- _Challenge_: Copy the items below, changing every "interactable" to "clickable" and keeping everything else the same. Omit the pictures from your copy.

- _Data rows_:
==========
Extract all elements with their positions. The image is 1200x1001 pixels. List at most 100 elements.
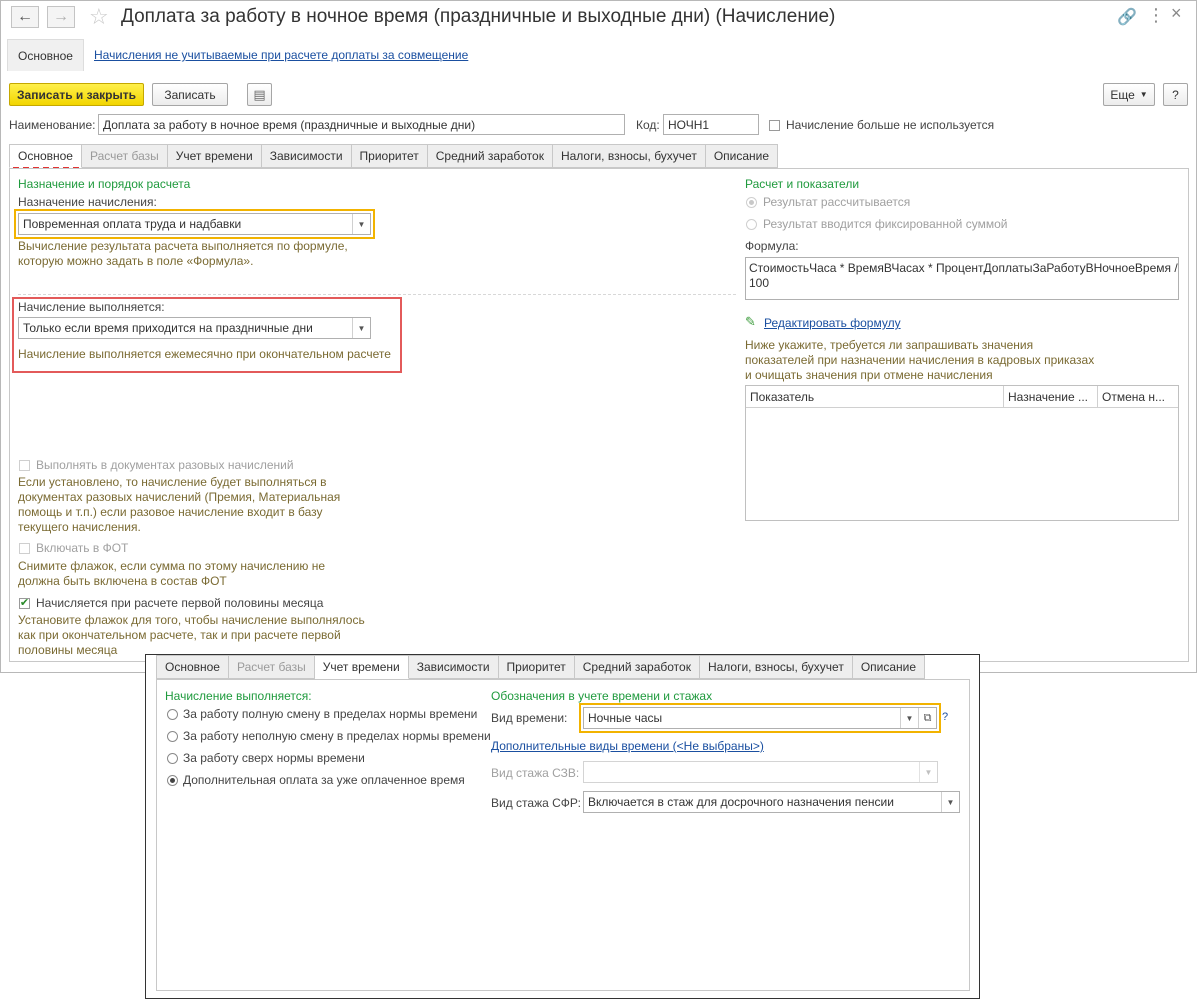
indicators-hint: Ниже укажите, требуется ли запрашивать з… — [745, 338, 1095, 382]
favorite-star-icon[interactable]: ☆ — [89, 4, 109, 30]
onetime-label: Выполнять в документах разовых начислени… — [36, 458, 294, 472]
option-partial-shift-label: За работу неполную смену в пределах норм… — [183, 729, 491, 743]
list-icon: ▤ — [253, 86, 266, 102]
document-list-button[interactable]: ▤ — [247, 83, 272, 106]
tab-base-calculation[interactable]: Расчет базы — [81, 144, 168, 168]
dropdown-arrow-icon[interactable]: ▼ — [919, 762, 937, 782]
tab-dependencies[interactable]: Зависимости — [261, 144, 352, 168]
help-button[interactable]: ? — [1163, 83, 1188, 106]
code-input[interactable]: НОЧН1 — [663, 114, 759, 135]
result-fixed-radio[interactable] — [746, 219, 757, 230]
result-fixed-label: Результат вводится фиксированной суммой — [763, 217, 1008, 231]
pencil-icon: ✎ — [745, 314, 756, 329]
option-full-shift-radio[interactable] — [167, 709, 178, 720]
indicators-table[interactable]: Показатель Назначение ... Отмена н... — [745, 385, 1179, 521]
tab-description[interactable]: Описание — [705, 144, 779, 168]
inset-tabstrip: Основное Расчет базы Учет времени Зависи… — [156, 655, 926, 680]
close-icon[interactable]: × — [1171, 3, 1182, 24]
calc-section-title: Расчет и показатели — [745, 177, 860, 191]
tab-average-earnings[interactable]: Средний заработок — [574, 655, 700, 679]
window-title: Доплата за работу в ночное время (праздн… — [121, 6, 836, 27]
perform-section-title: Начисление выполняется: — [165, 689, 312, 703]
tab-main[interactable]: Основное — [156, 655, 229, 679]
perform-label: Начисление выполняется: — [18, 300, 165, 314]
designations-section-title: Обозначения в учете времени и стажах — [491, 689, 713, 703]
purpose-select-value: Повременная оплата труда и надбавки — [23, 217, 242, 231]
sfr-select[interactable]: Включается в стаж для досрочного назначе… — [583, 791, 960, 813]
tab-priority[interactable]: Приоритет — [351, 144, 428, 168]
more-vertical-icon[interactable]: ⋮ — [1147, 5, 1165, 26]
column-cancel[interactable]: Отмена н... — [1098, 386, 1178, 407]
link-icon[interactable]: 🔗 — [1117, 7, 1137, 27]
dropdown-arrow-icon: ▼ — [1139, 90, 1148, 99]
szv-label: Вид стажа СЗВ: — [491, 766, 580, 780]
purpose-label: Назначение начисления: — [18, 195, 157, 209]
help-icon[interactable]: ? — [942, 711, 948, 723]
main-window: ← → ☆ Доплата за работу в ночное время (… — [0, 0, 1197, 673]
purpose-section-title: Назначение и порядок расчета — [18, 177, 191, 191]
fot-checkbox[interactable] — [19, 543, 30, 554]
tab-average-earnings[interactable]: Средний заработок — [427, 144, 553, 168]
column-indicator[interactable]: Показатель — [746, 386, 1004, 407]
result-calculated-radio[interactable] — [746, 197, 757, 208]
option-additional-pay-label: Дополнительная оплата за уже оплаченное … — [183, 773, 465, 787]
back-button[interactable]: ← — [11, 6, 39, 28]
time-type-value: Ночные часы — [588, 711, 663, 725]
open-icon[interactable]: ⧉ — [918, 708, 936, 728]
dropdown-arrow-icon[interactable]: ▼ — [352, 318, 370, 338]
perform-select-value: Только если время приходится на празднич… — [23, 321, 313, 335]
name-label: Наименование: — [9, 118, 96, 132]
code-label: Код: — [636, 118, 660, 132]
first-half-checkbox[interactable]: ✔ — [19, 598, 30, 609]
option-overtime-radio[interactable] — [167, 753, 178, 764]
tab-main[interactable]: Основное — [9, 144, 82, 168]
tab-dependencies[interactable]: Зависимости — [408, 655, 499, 679]
section-divider — [18, 294, 736, 295]
tab-time-accounting[interactable]: Учет времени — [167, 144, 262, 168]
column-assignment[interactable]: Назначение ... — [1004, 386, 1098, 407]
szv-select[interactable]: ▼ — [583, 761, 938, 783]
forward-button[interactable]: → — [47, 6, 75, 28]
formula-field[interactable]: СтоимостьЧаса * ВремяВЧасах * ПроцентДоп… — [745, 257, 1179, 300]
unused-checkbox[interactable] — [769, 120, 780, 131]
perform-select[interactable]: Только если время приходится на празднич… — [18, 317, 371, 339]
tab-priority[interactable]: Приоритет — [498, 655, 575, 679]
tab-description[interactable]: Описание — [852, 655, 926, 679]
onetime-checkbox[interactable] — [19, 460, 30, 471]
sfr-select-value: Включается в стаж для досрочного назначе… — [588, 795, 894, 809]
tab-taxes[interactable]: Налоги, взносы, бухучет — [699, 655, 853, 679]
extra-time-types-link[interactable]: Дополнительные виды времени (<Не выбраны… — [491, 739, 764, 753]
more-menu-button[interactable]: Еще ▼ — [1103, 83, 1155, 106]
option-partial-shift-radio[interactable] — [167, 731, 178, 742]
edit-formula-link[interactable]: Редактировать формулу — [764, 316, 901, 330]
save-and-close-button[interactable]: Записать и закрыть — [9, 83, 144, 106]
purpose-select[interactable]: Повременная оплата труда и надбавки ▼ — [14, 209, 375, 239]
tab-base-calculation[interactable]: Расчет базы — [228, 655, 315, 679]
dropdown-arrow-icon[interactable]: ▼ — [900, 708, 918, 728]
fot-label: Включать в ФОТ — [36, 541, 129, 555]
time-accounting-inset: Основное Расчет базы Учет времени Зависи… — [145, 654, 980, 999]
formula-label: Формула: — [745, 239, 799, 253]
tab-main-page[interactable]: Основное — [7, 39, 84, 71]
main-tabstrip: Основное Расчет базы Учет времени Зависи… — [9, 144, 779, 169]
fot-hint: Снимите флажок, если сумма по этому начи… — [18, 559, 326, 588]
dropdown-arrow-icon[interactable]: ▼ — [941, 792, 959, 812]
first-half-hint: Установите флажок для того, чтобы начисл… — [18, 613, 365, 657]
purpose-hint: Вычисление результата расчета выполняетс… — [18, 239, 348, 268]
sfr-label: Вид стажа СФР: — [491, 796, 581, 810]
dropdown-arrow-icon[interactable]: ▼ — [352, 214, 370, 234]
checkmark-icon: ✔ — [19, 597, 30, 609]
save-button[interactable]: Записать — [152, 83, 228, 106]
option-additional-pay-radio[interactable] — [167, 775, 178, 786]
onetime-hint: Если установлено, то начисление будет вы… — [18, 475, 341, 534]
tab-taxes[interactable]: Налоги, взносы, бухучет — [552, 144, 706, 168]
arrow-right-icon: → — [53, 8, 69, 25]
time-type-label: Вид времени: — [491, 711, 568, 725]
link-accruals-not-counted[interactable]: Начисления не учитываемые при расчете до… — [94, 48, 468, 62]
perform-hint: Начисление выполняется ежемесячно при ок… — [18, 347, 391, 361]
first-half-label: Начисляется при расчете первой половины … — [36, 596, 324, 610]
name-input[interactable]: Доплата за работу в ночное время (праздн… — [98, 114, 625, 135]
tab-time-accounting[interactable]: Учет времени — [314, 655, 409, 679]
time-type-select[interactable]: Ночные часы ▼ ⧉ — [579, 703, 941, 733]
arrow-left-icon: ← — [17, 8, 33, 25]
==========
- _Output for this task_:
Extract all elements with their positions. The image is 1200x1001 pixels. List at most 100 elements.
indicators-hint: Ниже укажите, требуется ли запрашивать з… — [745, 338, 1095, 382]
favorite-star-icon[clickable]: ☆ — [89, 4, 109, 30]
onetime-label: Выполнять в документах разовых начислени… — [36, 458, 294, 472]
option-partial-shift-label: За работу неполную смену в пределах норм… — [183, 729, 491, 743]
list-icon: ▤ — [253, 86, 266, 102]
document-list-button[clickable]: ▤ — [247, 83, 272, 106]
tab-base-calculation[clickable]: Расчет базы — [81, 144, 168, 168]
dropdown-arrow-icon[clickable]: ▼ — [919, 762, 937, 782]
tab-dependencies[clickable]: Зависимости — [261, 144, 352, 168]
help-button[clickable]: ? — [1163, 83, 1188, 106]
code-input[clickable]: НОЧН1 — [663, 114, 759, 135]
result-fixed-radio[clickable] — [746, 219, 757, 230]
result-fixed-label: Результат вводится фиксированной суммой — [763, 217, 1008, 231]
pencil-icon: ✎ — [745, 314, 756, 329]
option-full-shift-radio[clickable] — [167, 709, 178, 720]
indicators-table[clickable]: Показатель Назначение ... Отмена н... — [745, 385, 1179, 521]
tab-description[clickable]: Описание — [705, 144, 779, 168]
inset-tabstrip: Основное Расчет базы Учет времени Зависи… — [156, 655, 926, 680]
close-icon[clickable]: × — [1171, 3, 1182, 24]
calc-section-title: Расчет и показатели — [745, 177, 860, 191]
tab-average-earnings[clickable]: Средний заработок — [574, 655, 700, 679]
window-title: Доплата за работу в ночное время (праздн… — [121, 6, 836, 27]
perform-section-title: Начисление выполняется: — [165, 689, 312, 703]
tab-main[clickable]: Основное — [156, 655, 229, 679]
perform-label: Начисление выполняется: — [18, 300, 165, 314]
designations-section-title: Обозначения в учете времени и стажах — [491, 689, 713, 703]
purpose-select-value: Повременная оплата труда и надбавки — [23, 217, 242, 231]
sfr-select[clickable]: Включается в стаж для досрочного назначе… — [583, 791, 960, 813]
tab-priority[clickable]: Приоритет — [351, 144, 428, 168]
more-vertical-icon[clickable]: ⋮ — [1147, 5, 1165, 26]
column-cancel[clickable]: Отмена н... — [1098, 386, 1178, 407]
link-icon[clickable]: 🔗 — [1117, 7, 1137, 27]
dropdown-arrow-icon: ▼ — [1139, 90, 1148, 99]
szv-label: Вид стажа СЗВ: — [491, 766, 580, 780]
purpose-label: Назначение начисления: — [18, 195, 157, 209]
help-icon[clickable]: ? — [942, 711, 948, 723]
main-window: ← → ☆ Доплата за работу в ночное время (… — [0, 0, 1197, 673]
purpose-section-title: Назначение и порядок расчета — [18, 177, 191, 191]
fot-checkbox[clickable] — [19, 543, 30, 554]
tab-average-earnings[clickable]: Средний заработок — [427, 144, 553, 168]
column-indicator[clickable]: Показатель — [746, 386, 1004, 407]
result-calculated-radio[clickable] — [746, 197, 757, 208]
option-additional-pay-label: Дополнительная оплата за уже оплаченное … — [183, 773, 465, 787]
back-button[clickable]: ← — [11, 6, 39, 28]
time-type-value: Ночные часы — [588, 711, 663, 725]
open-icon[clickable]: ⧉ — [918, 708, 936, 728]
dropdown-arrow-icon[clickable]: ▼ — [352, 318, 370, 338]
perform-select-value: Только если время приходится на празднич… — [23, 321, 313, 335]
name-label: Наименование: — [9, 118, 96, 132]
code-label: Код: — [636, 118, 660, 132]
first-half-checkbox[clickable]: ✔ — [19, 598, 30, 609]
option-overtime-radio[clickable] — [167, 753, 178, 764]
tab-main[clickable]: Основное — [9, 144, 82, 168]
tab-dependencies[clickable]: Зависимости — [408, 655, 499, 679]
section-divider — [18, 294, 736, 295]
tab-time-accounting[clickable]: Учет времени — [167, 144, 262, 168]
column-assignment[clickable]: Назначение ... — [1004, 386, 1098, 407]
szv-select[clickable]: ▼ — [583, 761, 938, 783]
forward-button[clickable]: → — [47, 6, 75, 28]
formula-field[clickable]: СтоимостьЧаса * ВремяВЧасах * ПроцентДоп… — [745, 257, 1179, 300]
unused-checkbox[clickable] — [769, 120, 780, 131]
perform-select[clickable]: Только если время приходится на празднич… — [18, 317, 371, 339]
tab-priority[clickable]: Приоритет — [498, 655, 575, 679]
tab-description[clickable]: Описание — [852, 655, 926, 679]
onetime-checkbox[clickable] — [19, 460, 30, 471]
sfr-select-value: Включается в стаж для досрочного назначе… — [588, 795, 894, 809]
tab-taxes[clickable]: Налоги, взносы, бухучет — [699, 655, 853, 679]
extra-time-types-link[clickable]: Дополнительные виды времени (<Не выбраны… — [491, 739, 764, 753]
more-menu-button[clickable]: Еще ▼ — [1103, 83, 1155, 106]
option-partial-shift-radio[clickable] — [167, 731, 178, 742]
edit-formula-link[clickable]: Редактировать формулу — [764, 316, 901, 330]
save-and-close-button[clickable]: Записать и закрыть — [9, 83, 144, 106]
purpose-select[clickable]: Повременная оплата труда и надбавки ▼ — [14, 209, 375, 239]
tab-base-calculation[clickable]: Расчет базы — [228, 655, 315, 679]
dropdown-arrow-icon[clickable]: ▼ — [900, 708, 918, 728]
fot-label: Включать в ФОТ — [36, 541, 129, 555]
time-accounting-inset: Основное Расчет базы Учет времени Зависи… — [145, 654, 980, 999]
formula-label: Формула: — [745, 239, 799, 253]
tab-main-page[clickable]: Основное — [7, 39, 84, 71]
main-tabstrip: Основное Расчет базы Учет времени Зависи… — [9, 144, 779, 169]
fot-hint: Снимите флажок, если сумма по этому начи… — [18, 559, 326, 588]
dropdown-arrow-icon[clickable]: ▼ — [941, 792, 959, 812]
first-half-hint: Установите флажок для того, чтобы начисл… — [18, 613, 365, 657]
purpose-hint: Вычисление результата расчета выполняетс… — [18, 239, 348, 268]
sfr-label: Вид стажа СФР: — [491, 796, 581, 810]
dropdown-arrow-icon[clickable]: ▼ — [352, 214, 370, 234]
checkmark-icon: ✔ — [19, 597, 30, 609]
save-button[clickable]: Записать — [152, 83, 228, 106]
option-additional-pay-radio[clickable] — [167, 775, 178, 786]
onetime-hint: Если установлено, то начисление будет вы… — [18, 475, 341, 534]
tab-taxes[clickable]: Налоги, взносы, бухучет — [552, 144, 706, 168]
arrow-right-icon: → — [53, 8, 69, 25]
time-type-label: Вид времени: — [491, 711, 568, 725]
link-accruals-not-counted[clickable]: Начисления не учитываемые при расчете до… — [94, 48, 468, 62]
perform-hint: Начисление выполняется ежемесячно при ок… — [18, 347, 391, 361]
first-half-label: Начисляется при расчете первой половины … — [36, 596, 324, 610]
name-input[clickable]: Доплата за работу в ночное время (праздн… — [98, 114, 625, 135]
tab-time-accounting[clickable]: Учет времени — [314, 655, 409, 679]
time-type-select[clickable]: Ночные часы ▼ ⧉ — [579, 703, 941, 733]
arrow-left-icon: ← — [17, 8, 33, 25]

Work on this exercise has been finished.